JOUW OPDRACHT:
Geef al het materiaal hieronder weer als een Markdown-tabel met de kolommen Nr en Regel, met per rij een nummer en de regel zelf, en sla lege regels over. Laat de afbeeldingen weg uit je antwoord.

Itemposities
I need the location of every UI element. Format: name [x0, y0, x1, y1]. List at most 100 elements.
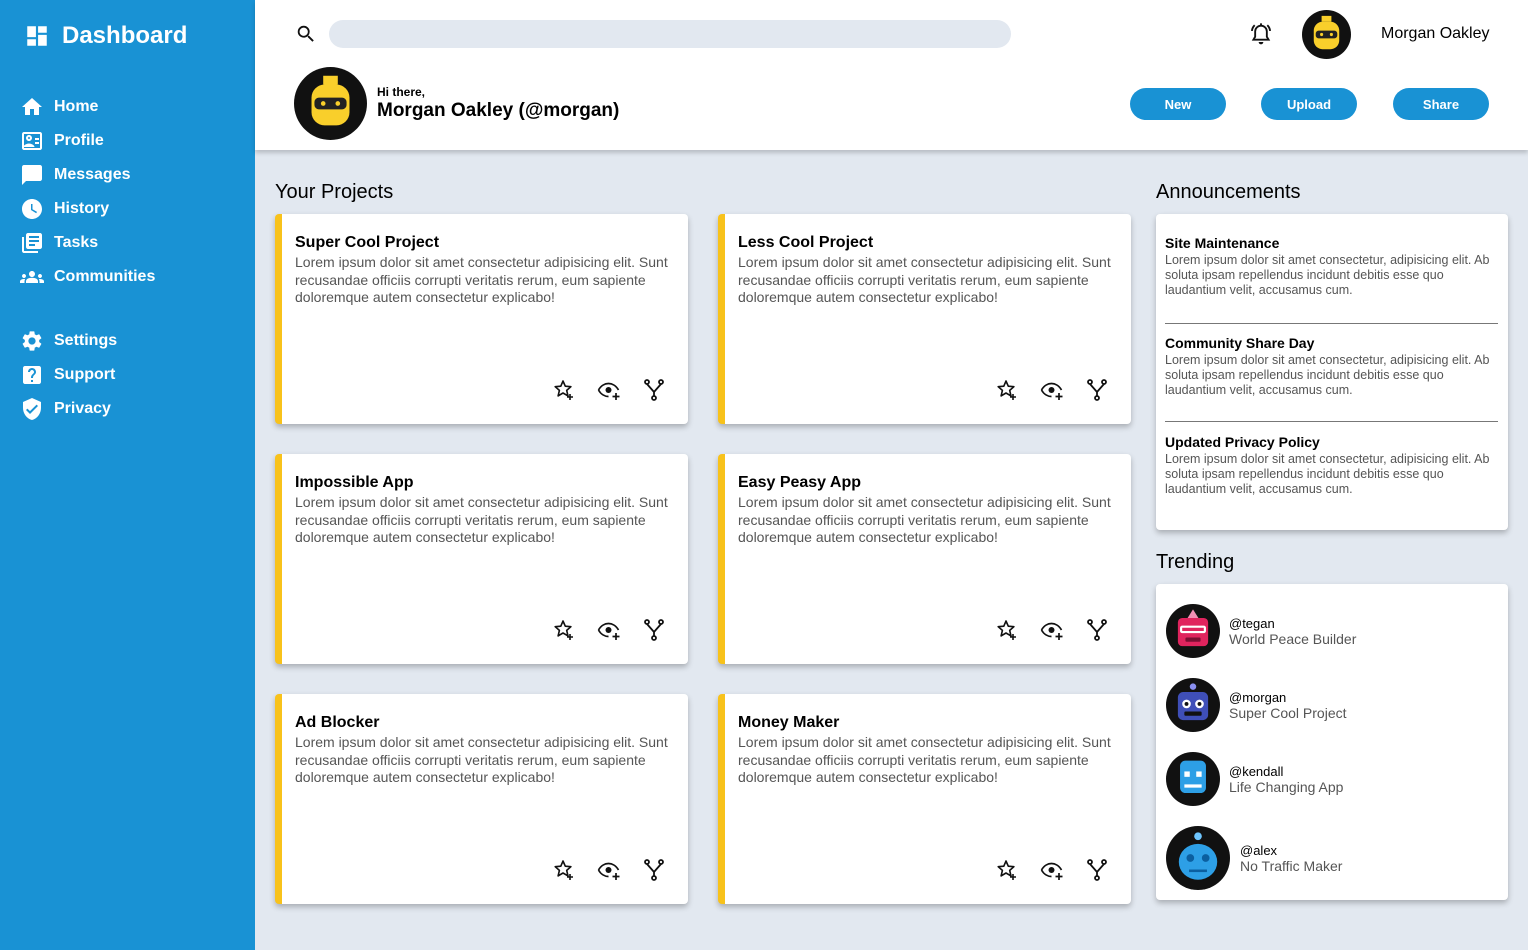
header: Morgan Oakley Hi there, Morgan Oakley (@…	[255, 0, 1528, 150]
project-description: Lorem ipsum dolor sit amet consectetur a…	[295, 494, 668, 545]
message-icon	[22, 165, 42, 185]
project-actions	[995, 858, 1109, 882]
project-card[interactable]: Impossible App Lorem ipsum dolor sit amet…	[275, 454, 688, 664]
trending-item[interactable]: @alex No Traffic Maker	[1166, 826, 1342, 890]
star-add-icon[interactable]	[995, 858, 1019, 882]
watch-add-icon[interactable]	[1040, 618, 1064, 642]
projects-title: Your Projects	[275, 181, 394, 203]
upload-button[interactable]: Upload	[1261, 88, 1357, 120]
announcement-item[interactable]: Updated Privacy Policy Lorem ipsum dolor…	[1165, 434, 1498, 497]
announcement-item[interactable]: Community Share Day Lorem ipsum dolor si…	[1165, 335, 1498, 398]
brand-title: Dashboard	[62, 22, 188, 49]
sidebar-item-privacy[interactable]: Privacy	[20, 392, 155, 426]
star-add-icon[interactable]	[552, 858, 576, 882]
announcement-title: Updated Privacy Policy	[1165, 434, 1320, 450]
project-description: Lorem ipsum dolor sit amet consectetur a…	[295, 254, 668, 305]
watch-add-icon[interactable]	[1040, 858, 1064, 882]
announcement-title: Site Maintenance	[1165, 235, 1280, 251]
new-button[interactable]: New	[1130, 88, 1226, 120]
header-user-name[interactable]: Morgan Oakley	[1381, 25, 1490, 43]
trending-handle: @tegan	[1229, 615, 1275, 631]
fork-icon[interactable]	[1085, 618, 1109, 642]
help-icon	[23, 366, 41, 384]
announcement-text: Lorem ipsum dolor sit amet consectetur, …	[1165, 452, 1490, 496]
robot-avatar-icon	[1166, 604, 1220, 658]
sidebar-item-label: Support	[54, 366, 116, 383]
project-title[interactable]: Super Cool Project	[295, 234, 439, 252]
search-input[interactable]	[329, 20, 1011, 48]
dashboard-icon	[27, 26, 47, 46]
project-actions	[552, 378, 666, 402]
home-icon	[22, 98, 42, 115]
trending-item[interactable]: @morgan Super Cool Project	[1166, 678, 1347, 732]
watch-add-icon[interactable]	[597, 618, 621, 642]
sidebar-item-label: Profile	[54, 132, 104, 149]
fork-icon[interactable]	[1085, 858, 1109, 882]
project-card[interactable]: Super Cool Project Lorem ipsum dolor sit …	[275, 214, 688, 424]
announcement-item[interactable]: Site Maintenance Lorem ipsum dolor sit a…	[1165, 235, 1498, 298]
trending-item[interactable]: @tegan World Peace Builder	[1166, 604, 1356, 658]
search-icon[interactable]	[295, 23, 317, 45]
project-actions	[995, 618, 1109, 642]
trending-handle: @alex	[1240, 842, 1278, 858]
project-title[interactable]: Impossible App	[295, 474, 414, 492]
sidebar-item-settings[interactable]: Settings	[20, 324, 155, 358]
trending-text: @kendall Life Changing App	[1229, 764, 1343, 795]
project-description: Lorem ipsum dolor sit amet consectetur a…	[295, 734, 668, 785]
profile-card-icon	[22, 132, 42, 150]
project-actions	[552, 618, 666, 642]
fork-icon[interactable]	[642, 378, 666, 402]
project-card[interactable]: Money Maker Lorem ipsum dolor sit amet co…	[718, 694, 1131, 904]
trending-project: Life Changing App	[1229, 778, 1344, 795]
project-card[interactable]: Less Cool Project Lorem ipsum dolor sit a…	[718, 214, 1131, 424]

JUISTE ANTWOORD:
| Nr | Regel |
|---|---|
| 1 | I need the location of every UI element. Format: name [x0, y0, x1, y1]. List at most 100 elements. |
| 2 | header: Morgan Oakley Hi there, Morgan Oakley (@…	[255, 0, 1528, 150] |
| 3 | project-description: Lorem ipsum dolor sit amet consectetur a…	[295, 494, 668, 545] |
| 4 | message-icon	[22, 165, 42, 185] |
| 5 | project-actions	[995, 858, 1109, 882] |
| 6 | project-card[interactable]: Impossible App Lorem ipsum dolor sit amet…	[275, 454, 688, 664] |
| 7 | trending-item[interactable]: @alex No Traffic Maker	[1166, 826, 1342, 890] |
| 8 | star-add-icon[interactable]	[995, 858, 1019, 882] |
| 9 | watch-add-icon[interactable]	[1040, 618, 1064, 642] |
| 10 | projects-title: Your Projects	[275, 181, 394, 203] |
| 11 | upload-button[interactable]: Upload	[1261, 88, 1357, 120] |
| 12 | announcement-item[interactable]: Updated Privacy Policy Lorem ipsum dolor…	[1165, 434, 1498, 497] |
| 13 | announcement-item[interactable]: Community Share Day Lorem ipsum dolor si…	[1165, 335, 1498, 398] |
| 14 | brand-title: Dashboard	[62, 22, 188, 49] |
| 15 | sidebar-item-privacy[interactable]: Privacy	[20, 392, 155, 426] |
| 16 | star-add-icon[interactable]	[552, 858, 576, 882] |
| 17 | announcement-title: Updated Privacy Policy	[1165, 434, 1320, 450] |
| 18 | project-description: Lorem ipsum dolor sit amet consectetur a…	[295, 254, 668, 305] |
| 19 | watch-add-icon[interactable]	[1040, 858, 1064, 882] |
| 20 | announcement-title: Site Maintenance	[1165, 235, 1280, 251] |
| 21 | new-button[interactable]: New	[1130, 88, 1226, 120] |
| 22 | header-user-name[interactable]: Morgan Oakley	[1381, 25, 1490, 43] |
| 23 | trending-handle: @tegan	[1229, 615, 1275, 631] |
| 24 | fork-icon[interactable]	[1085, 618, 1109, 642] |
| 25 | help-icon	[23, 366, 41, 384] |
| 26 | announcement-text: Lorem ipsum dolor sit amet consectetur, …	[1165, 452, 1490, 496] |
| 27 | robot-avatar-icon	[1166, 604, 1220, 658] |
| 28 | sidebar-item-label: Support	[54, 366, 116, 383] |
| 29 | project-title[interactable]: Super Cool Project	[295, 234, 439, 252] |
| 30 | search-input[interactable]	[329, 20, 1011, 48] |
| 31 | dashboard-icon	[27, 26, 47, 46] |
| 32 | project-actions	[552, 378, 666, 402] |
| 33 | home-icon	[22, 98, 42, 115] |
| 34 | trending-item[interactable]: @morgan Super Cool Project	[1166, 678, 1347, 732] |
| 35 | watch-add-icon[interactable]	[597, 618, 621, 642] |
| 36 | sidebar-item-label: Profile	[54, 132, 104, 149] |
| 37 | fork-icon[interactable]	[1085, 858, 1109, 882] |
| 38 | project-card[interactable]: Super Cool Project Lorem ipsum dolor sit …	[275, 214, 688, 424] |
| 39 | announcement-item[interactable]: Site Maintenance Lorem ipsum dolor sit a…	[1165, 235, 1498, 298] |
| 40 | trending-item[interactable]: @tegan World Peace Builder	[1166, 604, 1356, 658] |
| 41 | search-icon[interactable]	[295, 23, 317, 45] |
| 42 | project-actions	[995, 618, 1109, 642] |
| 43 | trending-handle: @alex	[1240, 842, 1278, 858] |
| 44 | project-title[interactable]: Impossible App	[295, 474, 414, 492] |
| 45 | sidebar-item-settings[interactable]: Settings	[20, 324, 155, 358] |
| 46 | trending-text: @kendall Life Changing App	[1229, 764, 1343, 795] |
| 47 | project-description: Lorem ipsum dolor sit amet consectetur a…	[295, 734, 668, 785] |
| 48 | profile-card-icon	[22, 132, 42, 150] |
| 49 | project-actions	[552, 618, 666, 642] |
| 50 | fork-icon[interactable]	[642, 378, 666, 402] |
| 51 | project-card[interactable]: Money Maker Lorem ipsum dolor sit amet co…	[718, 694, 1131, 904] |
| 52 | trending-project: Life Changing App	[1229, 778, 1344, 795] |
| 53 | project-card[interactable]: Less Cool Project Lorem ipsum dolor sit a…	[718, 214, 1131, 424] |